* **Provided entries**
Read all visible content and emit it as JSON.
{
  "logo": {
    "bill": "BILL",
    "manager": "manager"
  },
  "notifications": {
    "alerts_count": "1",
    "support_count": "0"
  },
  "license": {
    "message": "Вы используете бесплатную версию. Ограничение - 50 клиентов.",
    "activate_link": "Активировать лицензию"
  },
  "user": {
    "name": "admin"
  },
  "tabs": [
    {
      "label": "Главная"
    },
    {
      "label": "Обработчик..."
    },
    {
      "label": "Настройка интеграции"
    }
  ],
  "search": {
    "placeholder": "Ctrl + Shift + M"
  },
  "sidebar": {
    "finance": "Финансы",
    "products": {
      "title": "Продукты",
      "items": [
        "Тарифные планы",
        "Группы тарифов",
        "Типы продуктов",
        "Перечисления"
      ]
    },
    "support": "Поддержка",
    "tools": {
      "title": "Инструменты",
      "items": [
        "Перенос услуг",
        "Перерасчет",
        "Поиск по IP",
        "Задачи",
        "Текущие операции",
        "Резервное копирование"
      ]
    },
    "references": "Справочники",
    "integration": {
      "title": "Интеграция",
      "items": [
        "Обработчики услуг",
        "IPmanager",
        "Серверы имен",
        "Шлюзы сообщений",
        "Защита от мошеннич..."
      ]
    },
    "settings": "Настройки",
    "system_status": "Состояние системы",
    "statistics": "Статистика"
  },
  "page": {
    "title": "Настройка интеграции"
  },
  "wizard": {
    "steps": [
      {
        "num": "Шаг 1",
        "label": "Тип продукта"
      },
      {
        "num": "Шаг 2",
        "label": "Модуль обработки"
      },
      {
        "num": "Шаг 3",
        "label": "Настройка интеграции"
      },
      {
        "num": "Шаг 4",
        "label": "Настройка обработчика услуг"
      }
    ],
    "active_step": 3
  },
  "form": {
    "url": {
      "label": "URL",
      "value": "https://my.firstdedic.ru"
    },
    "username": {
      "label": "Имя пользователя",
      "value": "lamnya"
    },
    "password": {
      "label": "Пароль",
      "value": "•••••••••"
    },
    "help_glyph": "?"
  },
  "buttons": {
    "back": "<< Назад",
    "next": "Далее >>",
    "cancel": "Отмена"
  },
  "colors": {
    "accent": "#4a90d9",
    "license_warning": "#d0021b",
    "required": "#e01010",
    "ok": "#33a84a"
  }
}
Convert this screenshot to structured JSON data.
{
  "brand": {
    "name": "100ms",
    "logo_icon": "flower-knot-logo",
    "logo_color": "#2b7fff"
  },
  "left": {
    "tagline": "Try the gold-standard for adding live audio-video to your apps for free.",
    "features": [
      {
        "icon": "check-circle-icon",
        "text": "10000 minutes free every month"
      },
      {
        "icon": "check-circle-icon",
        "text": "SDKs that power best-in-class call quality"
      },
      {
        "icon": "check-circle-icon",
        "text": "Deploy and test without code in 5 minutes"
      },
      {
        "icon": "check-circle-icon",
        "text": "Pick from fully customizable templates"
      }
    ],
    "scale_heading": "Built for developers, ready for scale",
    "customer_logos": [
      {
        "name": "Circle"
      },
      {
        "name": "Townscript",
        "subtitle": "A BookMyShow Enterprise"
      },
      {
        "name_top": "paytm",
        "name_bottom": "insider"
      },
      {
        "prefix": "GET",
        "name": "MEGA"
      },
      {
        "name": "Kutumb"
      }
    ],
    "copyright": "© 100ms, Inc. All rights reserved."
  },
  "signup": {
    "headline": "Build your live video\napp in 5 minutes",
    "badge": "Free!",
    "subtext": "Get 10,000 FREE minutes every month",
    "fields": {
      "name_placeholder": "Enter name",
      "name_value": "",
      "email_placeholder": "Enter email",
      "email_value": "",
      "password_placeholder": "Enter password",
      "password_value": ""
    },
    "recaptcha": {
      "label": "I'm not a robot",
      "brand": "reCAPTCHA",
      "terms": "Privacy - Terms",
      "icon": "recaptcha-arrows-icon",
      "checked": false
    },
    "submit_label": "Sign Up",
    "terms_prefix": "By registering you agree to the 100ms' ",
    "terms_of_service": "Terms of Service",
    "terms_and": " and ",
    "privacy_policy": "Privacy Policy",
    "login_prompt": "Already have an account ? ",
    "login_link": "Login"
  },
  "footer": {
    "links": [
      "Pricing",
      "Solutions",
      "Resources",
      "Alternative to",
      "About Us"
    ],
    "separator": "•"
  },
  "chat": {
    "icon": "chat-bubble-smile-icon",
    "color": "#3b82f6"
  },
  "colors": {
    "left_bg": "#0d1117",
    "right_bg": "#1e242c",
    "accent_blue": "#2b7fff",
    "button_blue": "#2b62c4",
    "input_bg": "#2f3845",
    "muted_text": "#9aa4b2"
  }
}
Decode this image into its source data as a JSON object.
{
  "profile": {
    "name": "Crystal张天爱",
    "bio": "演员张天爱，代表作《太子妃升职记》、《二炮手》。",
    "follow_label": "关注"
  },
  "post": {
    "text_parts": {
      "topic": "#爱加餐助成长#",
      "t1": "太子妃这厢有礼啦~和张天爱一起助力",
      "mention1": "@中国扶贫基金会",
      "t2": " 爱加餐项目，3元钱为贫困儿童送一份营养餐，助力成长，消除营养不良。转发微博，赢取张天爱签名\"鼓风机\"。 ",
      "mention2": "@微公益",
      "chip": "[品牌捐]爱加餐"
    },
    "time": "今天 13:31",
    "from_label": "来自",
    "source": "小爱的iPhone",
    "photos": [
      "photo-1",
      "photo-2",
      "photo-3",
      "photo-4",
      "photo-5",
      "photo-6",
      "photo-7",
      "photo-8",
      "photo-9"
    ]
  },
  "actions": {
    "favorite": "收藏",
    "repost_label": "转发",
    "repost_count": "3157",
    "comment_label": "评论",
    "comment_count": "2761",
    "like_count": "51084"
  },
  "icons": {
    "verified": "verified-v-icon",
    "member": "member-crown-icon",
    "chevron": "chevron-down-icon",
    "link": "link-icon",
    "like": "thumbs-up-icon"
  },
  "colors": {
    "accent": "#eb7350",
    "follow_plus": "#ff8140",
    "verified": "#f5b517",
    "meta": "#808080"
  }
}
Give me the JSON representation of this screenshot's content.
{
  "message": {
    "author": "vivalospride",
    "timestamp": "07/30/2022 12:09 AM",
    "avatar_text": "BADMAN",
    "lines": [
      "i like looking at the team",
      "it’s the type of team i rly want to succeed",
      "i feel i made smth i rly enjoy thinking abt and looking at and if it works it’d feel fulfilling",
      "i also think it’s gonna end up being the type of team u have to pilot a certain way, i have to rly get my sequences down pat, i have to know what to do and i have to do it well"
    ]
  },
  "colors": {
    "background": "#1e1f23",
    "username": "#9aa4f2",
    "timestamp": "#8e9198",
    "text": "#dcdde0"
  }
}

* **Written problem**
Transcribe only the trailing portion of the entries above: the line that contains "Give me the" and each line after it.

* **Exercise solution**
Give me the JSON representation of this screenshot's content.
{
  "message": {
    "author": "vivalospride",
    "timestamp": "07/30/2022 12:09 AM",
    "avatar_text": "BADMAN",
    "lines": [
      "i like looking at the team",
      "it’s the type of team i rly want to succeed",
      "i feel i made smth i rly enjoy thinking abt and looking at and if it works it’d feel fulfilling",
      "i also think it’s gonna end up being the type of team u have to pilot a certain way, i have to rly get my sequences down pat, i have to know what to do and i have to do it well"
    ]
  },
  "colors": {
    "background": "#1e1f23",
    "username": "#9aa4f2",
    "timestamp": "#8e9198",
    "text": "#dcdde0"
  }
}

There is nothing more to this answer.